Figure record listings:
────────────────────────────────────────
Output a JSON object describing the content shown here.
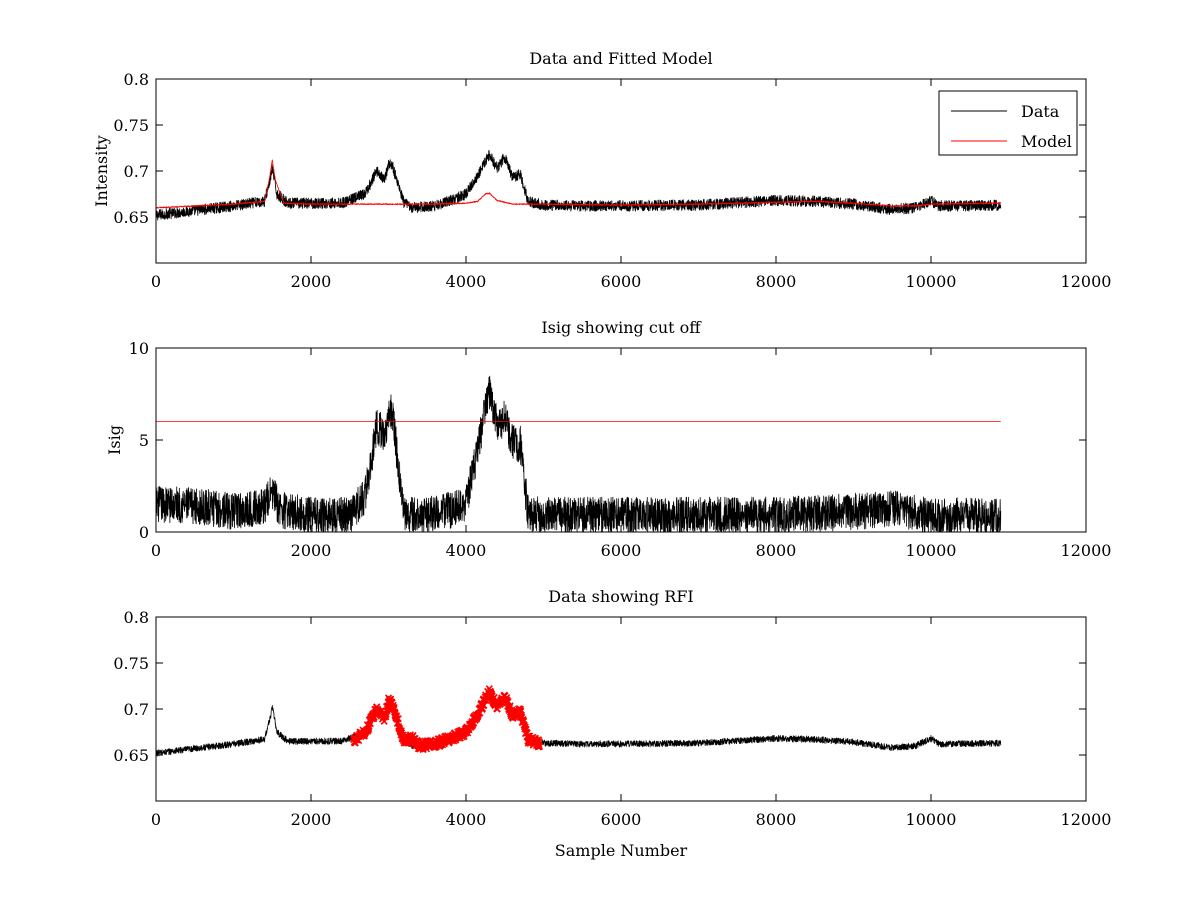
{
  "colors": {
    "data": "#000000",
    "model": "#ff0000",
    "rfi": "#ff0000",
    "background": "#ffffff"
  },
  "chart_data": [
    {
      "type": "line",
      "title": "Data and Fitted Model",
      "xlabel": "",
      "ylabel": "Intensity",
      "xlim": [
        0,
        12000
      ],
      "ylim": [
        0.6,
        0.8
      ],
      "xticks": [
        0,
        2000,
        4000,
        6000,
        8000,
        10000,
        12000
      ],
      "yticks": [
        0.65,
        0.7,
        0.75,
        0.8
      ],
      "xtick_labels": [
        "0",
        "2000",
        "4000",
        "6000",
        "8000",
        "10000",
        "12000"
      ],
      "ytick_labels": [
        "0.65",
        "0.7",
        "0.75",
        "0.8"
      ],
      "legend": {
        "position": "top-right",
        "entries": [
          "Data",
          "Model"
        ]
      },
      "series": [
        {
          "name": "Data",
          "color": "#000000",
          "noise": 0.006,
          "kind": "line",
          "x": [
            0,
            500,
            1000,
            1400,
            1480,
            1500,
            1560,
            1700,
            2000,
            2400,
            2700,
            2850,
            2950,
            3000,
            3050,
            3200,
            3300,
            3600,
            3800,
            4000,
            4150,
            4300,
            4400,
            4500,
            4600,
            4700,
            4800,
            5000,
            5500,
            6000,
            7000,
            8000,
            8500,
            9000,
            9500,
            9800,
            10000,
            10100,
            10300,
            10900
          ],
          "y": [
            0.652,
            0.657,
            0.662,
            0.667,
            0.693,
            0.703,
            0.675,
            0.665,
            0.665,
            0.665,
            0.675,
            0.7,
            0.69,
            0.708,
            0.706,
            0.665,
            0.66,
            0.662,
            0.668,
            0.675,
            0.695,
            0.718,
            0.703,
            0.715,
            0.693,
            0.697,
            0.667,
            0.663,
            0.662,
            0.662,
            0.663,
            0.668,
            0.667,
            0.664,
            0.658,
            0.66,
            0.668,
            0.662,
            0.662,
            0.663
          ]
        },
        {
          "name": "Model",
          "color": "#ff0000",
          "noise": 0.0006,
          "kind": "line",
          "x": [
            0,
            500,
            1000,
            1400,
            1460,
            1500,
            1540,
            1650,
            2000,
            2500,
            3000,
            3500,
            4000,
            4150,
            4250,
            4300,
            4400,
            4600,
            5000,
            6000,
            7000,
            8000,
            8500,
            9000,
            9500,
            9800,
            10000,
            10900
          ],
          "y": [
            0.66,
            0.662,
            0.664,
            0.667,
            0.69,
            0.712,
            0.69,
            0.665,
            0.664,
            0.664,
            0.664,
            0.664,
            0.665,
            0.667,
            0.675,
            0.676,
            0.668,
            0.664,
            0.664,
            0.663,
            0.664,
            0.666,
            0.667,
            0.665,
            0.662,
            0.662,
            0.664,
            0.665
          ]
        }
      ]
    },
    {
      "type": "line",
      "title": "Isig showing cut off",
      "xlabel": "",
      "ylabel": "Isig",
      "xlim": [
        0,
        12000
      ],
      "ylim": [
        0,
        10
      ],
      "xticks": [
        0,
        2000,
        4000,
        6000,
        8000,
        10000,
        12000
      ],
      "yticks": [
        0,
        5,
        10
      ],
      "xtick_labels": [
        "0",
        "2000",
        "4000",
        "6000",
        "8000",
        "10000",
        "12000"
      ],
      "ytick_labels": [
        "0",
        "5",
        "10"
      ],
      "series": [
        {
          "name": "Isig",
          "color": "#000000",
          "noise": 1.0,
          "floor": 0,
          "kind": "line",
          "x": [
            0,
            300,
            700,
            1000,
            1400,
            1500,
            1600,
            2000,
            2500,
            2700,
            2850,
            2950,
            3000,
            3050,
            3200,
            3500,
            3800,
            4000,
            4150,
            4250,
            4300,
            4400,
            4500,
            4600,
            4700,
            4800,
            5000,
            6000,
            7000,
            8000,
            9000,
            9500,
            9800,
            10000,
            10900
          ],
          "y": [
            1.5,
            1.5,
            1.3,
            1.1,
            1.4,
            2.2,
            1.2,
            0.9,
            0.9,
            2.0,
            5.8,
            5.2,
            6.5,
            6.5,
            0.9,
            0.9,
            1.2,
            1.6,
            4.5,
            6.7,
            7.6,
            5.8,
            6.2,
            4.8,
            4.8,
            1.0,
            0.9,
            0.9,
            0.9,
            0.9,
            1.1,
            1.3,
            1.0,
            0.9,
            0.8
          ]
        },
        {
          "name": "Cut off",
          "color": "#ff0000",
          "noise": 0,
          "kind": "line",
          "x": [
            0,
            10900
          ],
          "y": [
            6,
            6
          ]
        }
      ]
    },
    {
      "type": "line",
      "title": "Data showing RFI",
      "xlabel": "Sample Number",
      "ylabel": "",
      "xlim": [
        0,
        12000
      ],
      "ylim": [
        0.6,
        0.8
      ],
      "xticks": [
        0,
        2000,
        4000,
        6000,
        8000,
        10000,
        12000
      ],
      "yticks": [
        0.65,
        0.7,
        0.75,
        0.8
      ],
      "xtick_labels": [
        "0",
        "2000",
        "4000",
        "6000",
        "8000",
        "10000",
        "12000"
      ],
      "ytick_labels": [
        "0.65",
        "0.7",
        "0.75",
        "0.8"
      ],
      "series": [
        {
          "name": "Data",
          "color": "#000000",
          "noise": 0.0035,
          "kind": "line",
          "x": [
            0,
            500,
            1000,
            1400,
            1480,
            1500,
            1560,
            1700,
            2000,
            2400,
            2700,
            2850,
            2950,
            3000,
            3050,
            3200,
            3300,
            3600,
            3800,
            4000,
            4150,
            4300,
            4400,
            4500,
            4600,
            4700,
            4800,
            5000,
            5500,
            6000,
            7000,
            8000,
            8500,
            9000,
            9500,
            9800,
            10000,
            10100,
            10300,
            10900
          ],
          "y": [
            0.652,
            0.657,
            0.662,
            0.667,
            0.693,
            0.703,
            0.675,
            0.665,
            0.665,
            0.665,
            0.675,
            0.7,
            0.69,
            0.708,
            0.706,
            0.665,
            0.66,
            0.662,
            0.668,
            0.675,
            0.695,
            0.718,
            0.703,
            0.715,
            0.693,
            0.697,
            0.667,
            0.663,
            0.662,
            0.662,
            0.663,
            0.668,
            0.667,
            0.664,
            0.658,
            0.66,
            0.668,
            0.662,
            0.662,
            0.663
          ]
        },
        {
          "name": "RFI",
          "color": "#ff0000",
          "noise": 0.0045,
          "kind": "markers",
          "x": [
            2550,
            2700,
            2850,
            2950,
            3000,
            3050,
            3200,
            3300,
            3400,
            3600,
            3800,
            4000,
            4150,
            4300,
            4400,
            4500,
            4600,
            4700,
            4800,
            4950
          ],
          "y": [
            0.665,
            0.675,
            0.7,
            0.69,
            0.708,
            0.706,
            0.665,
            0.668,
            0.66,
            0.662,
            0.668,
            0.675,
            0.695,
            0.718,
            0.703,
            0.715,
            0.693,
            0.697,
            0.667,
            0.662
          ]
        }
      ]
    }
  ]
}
────────────────────────────────────────
• **WRITTEN EXERCISE**:
Every record is to be reproduced exactly, with no pictures included.

• **WRITTEN SOLUTION**:
Output a JSON object describing the content shown here.
{
  "colors": {
    "data": "#000000",
    "model": "#ff0000",
    "rfi": "#ff0000",
    "background": "#ffffff"
  },
  "chart_data": [
    {
      "type": "line",
      "title": "Data and Fitted Model",
      "xlabel": "",
      "ylabel": "Intensity",
      "xlim": [
        0,
        12000
      ],
      "ylim": [
        0.6,
        0.8
      ],
      "xticks": [
        0,
        2000,
        4000,
        6000,
        8000,
        10000,
        12000
      ],
      "yticks": [
        0.65,
        0.7,
        0.75,
        0.8
      ],
      "xtick_labels": [
        "0",
        "2000",
        "4000",
        "6000",
        "8000",
        "10000",
        "12000"
      ],
      "ytick_labels": [
        "0.65",
        "0.7",
        "0.75",
        "0.8"
      ],
      "legend": {
        "position": "top-right",
        "entries": [
          "Data",
          "Model"
        ]
      },
      "series": [
        {
          "name": "Data",
          "color": "#000000",
          "noise": 0.006,
          "kind": "line",
          "x": [
            0,
            500,
            1000,
            1400,
            1480,
            1500,
            1560,
            1700,
            2000,
            2400,
            2700,
            2850,
            2950,
            3000,
            3050,
            3200,
            3300,
            3600,
            3800,
            4000,
            4150,
            4300,
            4400,
            4500,
            4600,
            4700,
            4800,
            5000,
            5500,
            6000,
            7000,
            8000,
            8500,
            9000,
            9500,
            9800,
            10000,
            10100,
            10300,
            10900
          ],
          "y": [
            0.652,
            0.657,
            0.662,
            0.667,
            0.693,
            0.703,
            0.675,
            0.665,
            0.665,
            0.665,
            0.675,
            0.7,
            0.69,
            0.708,
            0.706,
            0.665,
            0.66,
            0.662,
            0.668,
            0.675,
            0.695,
            0.718,
            0.703,
            0.715,
            0.693,
            0.697,
            0.667,
            0.663,
            0.662,
            0.662,
            0.663,
            0.668,
            0.667,
            0.664,
            0.658,
            0.66,
            0.668,
            0.662,
            0.662,
            0.663
          ]
        },
        {
          "name": "Model",
          "color": "#ff0000",
          "noise": 0.0006,
          "kind": "line",
          "x": [
            0,
            500,
            1000,
            1400,
            1460,
            1500,
            1540,
            1650,
            2000,
            2500,
            3000,
            3500,
            4000,
            4150,
            4250,
            4300,
            4400,
            4600,
            5000,
            6000,
            7000,
            8000,
            8500,
            9000,
            9500,
            9800,
            10000,
            10900
          ],
          "y": [
            0.66,
            0.662,
            0.664,
            0.667,
            0.69,
            0.712,
            0.69,
            0.665,
            0.664,
            0.664,
            0.664,
            0.664,
            0.665,
            0.667,
            0.675,
            0.676,
            0.668,
            0.664,
            0.664,
            0.663,
            0.664,
            0.666,
            0.667,
            0.665,
            0.662,
            0.662,
            0.664,
            0.665
          ]
        }
      ]
    },
    {
      "type": "line",
      "title": "Isig showing cut off",
      "xlabel": "",
      "ylabel": "Isig",
      "xlim": [
        0,
        12000
      ],
      "ylim": [
        0,
        10
      ],
      "xticks": [
        0,
        2000,
        4000,
        6000,
        8000,
        10000,
        12000
      ],
      "yticks": [
        0,
        5,
        10
      ],
      "xtick_labels": [
        "0",
        "2000",
        "4000",
        "6000",
        "8000",
        "10000",
        "12000"
      ],
      "ytick_labels": [
        "0",
        "5",
        "10"
      ],
      "series": [
        {
          "name": "Isig",
          "color": "#000000",
          "noise": 1.0,
          "floor": 0,
          "kind": "line",
          "x": [
            0,
            300,
            700,
            1000,
            1400,
            1500,
            1600,
            2000,
            2500,
            2700,
            2850,
            2950,
            3000,
            3050,
            3200,
            3500,
            3800,
            4000,
            4150,
            4250,
            4300,
            4400,
            4500,
            4600,
            4700,
            4800,
            5000,
            6000,
            7000,
            8000,
            9000,
            9500,
            9800,
            10000,
            10900
          ],
          "y": [
            1.5,
            1.5,
            1.3,
            1.1,
            1.4,
            2.2,
            1.2,
            0.9,
            0.9,
            2.0,
            5.8,
            5.2,
            6.5,
            6.5,
            0.9,
            0.9,
            1.2,
            1.6,
            4.5,
            6.7,
            7.6,
            5.8,
            6.2,
            4.8,
            4.8,
            1.0,
            0.9,
            0.9,
            0.9,
            0.9,
            1.1,
            1.3,
            1.0,
            0.9,
            0.8
          ]
        },
        {
          "name": "Cut off",
          "color": "#ff0000",
          "noise": 0,
          "kind": "line",
          "x": [
            0,
            10900
          ],
          "y": [
            6,
            6
          ]
        }
      ]
    },
    {
      "type": "line",
      "title": "Data showing RFI",
      "xlabel": "Sample Number",
      "ylabel": "",
      "xlim": [
        0,
        12000
      ],
      "ylim": [
        0.6,
        0.8
      ],
      "xticks": [
        0,
        2000,
        4000,
        6000,
        8000,
        10000,
        12000
      ],
      "yticks": [
        0.65,
        0.7,
        0.75,
        0.8
      ],
      "xtick_labels": [
        "0",
        "2000",
        "4000",
        "6000",
        "8000",
        "10000",
        "12000"
      ],
      "ytick_labels": [
        "0.65",
        "0.7",
        "0.75",
        "0.8"
      ],
      "series": [
        {
          "name": "Data",
          "color": "#000000",
          "noise": 0.0035,
          "kind": "line",
          "x": [
            0,
            500,
            1000,
            1400,
            1480,
            1500,
            1560,
            1700,
            2000,
            2400,
            2700,
            2850,
            2950,
            3000,
            3050,
            3200,
            3300,
            3600,
            3800,
            4000,
            4150,
            4300,
            4400,
            4500,
            4600,
            4700,
            4800,
            5000,
            5500,
            6000,
            7000,
            8000,
            8500,
            9000,
            9500,
            9800,
            10000,
            10100,
            10300,
            10900
          ],
          "y": [
            0.652,
            0.657,
            0.662,
            0.667,
            0.693,
            0.703,
            0.675,
            0.665,
            0.665,
            0.665,
            0.675,
            0.7,
            0.69,
            0.708,
            0.706,
            0.665,
            0.66,
            0.662,
            0.668,
            0.675,
            0.695,
            0.718,
            0.703,
            0.715,
            0.693,
            0.697,
            0.667,
            0.663,
            0.662,
            0.662,
            0.663,
            0.668,
            0.667,
            0.664,
            0.658,
            0.66,
            0.668,
            0.662,
            0.662,
            0.663
          ]
        },
        {
          "name": "RFI",
          "color": "#ff0000",
          "noise": 0.0045,
          "kind": "markers",
          "x": [
            2550,
            2700,
            2850,
            2950,
            3000,
            3050,
            3200,
            3300,
            3400,
            3600,
            3800,
            4000,
            4150,
            4300,
            4400,
            4500,
            4600,
            4700,
            4800,
            4950
          ],
          "y": [
            0.665,
            0.675,
            0.7,
            0.69,
            0.708,
            0.706,
            0.665,
            0.668,
            0.66,
            0.662,
            0.668,
            0.675,
            0.695,
            0.718,
            0.703,
            0.715,
            0.693,
            0.697,
            0.667,
            0.662
          ]
        }
      ]
    }
  ]
}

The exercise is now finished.